[Stored entries]
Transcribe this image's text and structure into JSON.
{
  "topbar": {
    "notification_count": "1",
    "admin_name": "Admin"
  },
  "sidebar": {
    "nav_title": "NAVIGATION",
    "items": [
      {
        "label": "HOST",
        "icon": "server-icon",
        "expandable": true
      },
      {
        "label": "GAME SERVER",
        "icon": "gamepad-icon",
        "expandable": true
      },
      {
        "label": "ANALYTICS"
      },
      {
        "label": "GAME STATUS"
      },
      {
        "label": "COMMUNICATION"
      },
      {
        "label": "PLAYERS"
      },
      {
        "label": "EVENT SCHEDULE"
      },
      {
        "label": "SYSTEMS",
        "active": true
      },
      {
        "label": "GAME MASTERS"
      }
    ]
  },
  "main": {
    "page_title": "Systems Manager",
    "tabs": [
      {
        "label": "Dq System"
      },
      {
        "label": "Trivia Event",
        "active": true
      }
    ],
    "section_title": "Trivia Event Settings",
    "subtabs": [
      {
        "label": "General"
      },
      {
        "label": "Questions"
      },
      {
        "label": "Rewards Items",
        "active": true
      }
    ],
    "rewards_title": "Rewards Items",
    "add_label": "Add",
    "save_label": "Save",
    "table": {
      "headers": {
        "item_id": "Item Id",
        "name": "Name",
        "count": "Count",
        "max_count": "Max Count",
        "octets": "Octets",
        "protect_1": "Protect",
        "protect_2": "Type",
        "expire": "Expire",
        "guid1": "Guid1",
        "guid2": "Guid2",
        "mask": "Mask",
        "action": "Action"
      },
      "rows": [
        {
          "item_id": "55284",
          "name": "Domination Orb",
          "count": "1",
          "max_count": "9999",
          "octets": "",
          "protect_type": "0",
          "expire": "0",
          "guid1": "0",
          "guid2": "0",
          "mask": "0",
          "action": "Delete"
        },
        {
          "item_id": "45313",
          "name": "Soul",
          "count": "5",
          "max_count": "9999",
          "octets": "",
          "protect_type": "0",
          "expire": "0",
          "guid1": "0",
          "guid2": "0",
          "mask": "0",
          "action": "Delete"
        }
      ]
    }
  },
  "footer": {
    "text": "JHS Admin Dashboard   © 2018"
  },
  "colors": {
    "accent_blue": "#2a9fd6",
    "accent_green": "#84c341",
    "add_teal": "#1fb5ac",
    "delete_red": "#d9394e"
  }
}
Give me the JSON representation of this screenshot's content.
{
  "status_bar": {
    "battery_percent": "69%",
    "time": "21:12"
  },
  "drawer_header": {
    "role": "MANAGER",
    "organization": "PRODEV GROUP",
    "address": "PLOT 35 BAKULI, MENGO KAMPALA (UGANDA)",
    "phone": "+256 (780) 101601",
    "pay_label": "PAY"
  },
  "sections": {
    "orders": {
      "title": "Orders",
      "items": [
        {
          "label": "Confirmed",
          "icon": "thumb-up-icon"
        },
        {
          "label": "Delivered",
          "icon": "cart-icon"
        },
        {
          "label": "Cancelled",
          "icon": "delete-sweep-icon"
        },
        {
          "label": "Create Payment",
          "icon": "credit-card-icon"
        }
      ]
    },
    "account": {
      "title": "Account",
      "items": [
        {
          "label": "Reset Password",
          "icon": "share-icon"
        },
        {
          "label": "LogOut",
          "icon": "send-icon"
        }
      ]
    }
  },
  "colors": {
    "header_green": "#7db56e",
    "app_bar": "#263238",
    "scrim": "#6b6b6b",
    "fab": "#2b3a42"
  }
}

Written task →
Write out every line of the records exactly.

Exercise solution →
Transcribe this image's text and structure into JSON.
{
  "topbar": {
    "notification_count": "1",
    "admin_name": "Admin"
  },
  "sidebar": {
    "nav_title": "NAVIGATION",
    "items": [
      {
        "label": "HOST",
        "icon": "server-icon",
        "expandable": true
      },
      {
        "label": "GAME SERVER",
        "icon": "gamepad-icon",
        "expandable": true
      },
      {
        "label": "ANALYTICS"
      },
      {
        "label": "GAME STATUS"
      },
      {
        "label": "COMMUNICATION"
      },
      {
        "label": "PLAYERS"
      },
      {
        "label": "EVENT SCHEDULE"
      },
      {
        "label": "SYSTEMS",
        "active": true
      },
      {
        "label": "GAME MASTERS"
      }
    ]
  },
  "main": {
    "page_title": "Systems Manager",
    "tabs": [
      {
        "label": "Dq System"
      },
      {
        "label": "Trivia Event",
        "active": true
      }
    ],
    "section_title": "Trivia Event Settings",
    "subtabs": [
      {
        "label": "General"
      },
      {
        "label": "Questions"
      },
      {
        "label": "Rewards Items",
        "active": true
      }
    ],
    "rewards_title": "Rewards Items",
    "add_label": "Add",
    "save_label": "Save",
    "table": {
      "headers": {
        "item_id": "Item Id",
        "name": "Name",
        "count": "Count",
        "max_count": "Max Count",
        "octets": "Octets",
        "protect_1": "Protect",
        "protect_2": "Type",
        "expire": "Expire",
        "guid1": "Guid1",
        "guid2": "Guid2",
        "mask": "Mask",
        "action": "Action"
      },
      "rows": [
        {
          "item_id": "55284",
          "name": "Domination Orb",
          "count": "1",
          "max_count": "9999",
          "octets": "",
          "protect_type": "0",
          "expire": "0",
          "guid1": "0",
          "guid2": "0",
          "mask": "0",
          "action": "Delete"
        },
        {
          "item_id": "45313",
          "name": "Soul",
          "count": "5",
          "max_count": "9999",
          "octets": "",
          "protect_type": "0",
          "expire": "0",
          "guid1": "0",
          "guid2": "0",
          "mask": "0",
          "action": "Delete"
        }
      ]
    }
  },
  "footer": {
    "text": "JHS Admin Dashboard   © 2018"
  },
  "colors": {
    "accent_blue": "#2a9fd6",
    "accent_green": "#84c341",
    "add_teal": "#1fb5ac",
    "delete_red": "#d9394e"
  }
}
Give me the JSON representation of this screenshot's content.
{
  "status_bar": {
    "battery_percent": "69%",
    "time": "21:12"
  },
  "drawer_header": {
    "role": "MANAGER",
    "organization": "PRODEV GROUP",
    "address": "PLOT 35 BAKULI, MENGO KAMPALA (UGANDA)",
    "phone": "+256 (780) 101601",
    "pay_label": "PAY"
  },
  "sections": {
    "orders": {
      "title": "Orders",
      "items": [
        {
          "label": "Confirmed",
          "icon": "thumb-up-icon"
        },
        {
          "label": "Delivered",
          "icon": "cart-icon"
        },
        {
          "label": "Cancelled",
          "icon": "delete-sweep-icon"
        },
        {
          "label": "Create Payment",
          "icon": "credit-card-icon"
        }
      ]
    },
    "account": {
      "title": "Account",
      "items": [
        {
          "label": "Reset Password",
          "icon": "share-icon"
        },
        {
          "label": "LogOut",
          "icon": "send-icon"
        }
      ]
    }
  },
  "colors": {
    "header_green": "#7db56e",
    "app_bar": "#263238",
    "scrim": "#6b6b6b",
    "fab": "#2b3a42"
  }
}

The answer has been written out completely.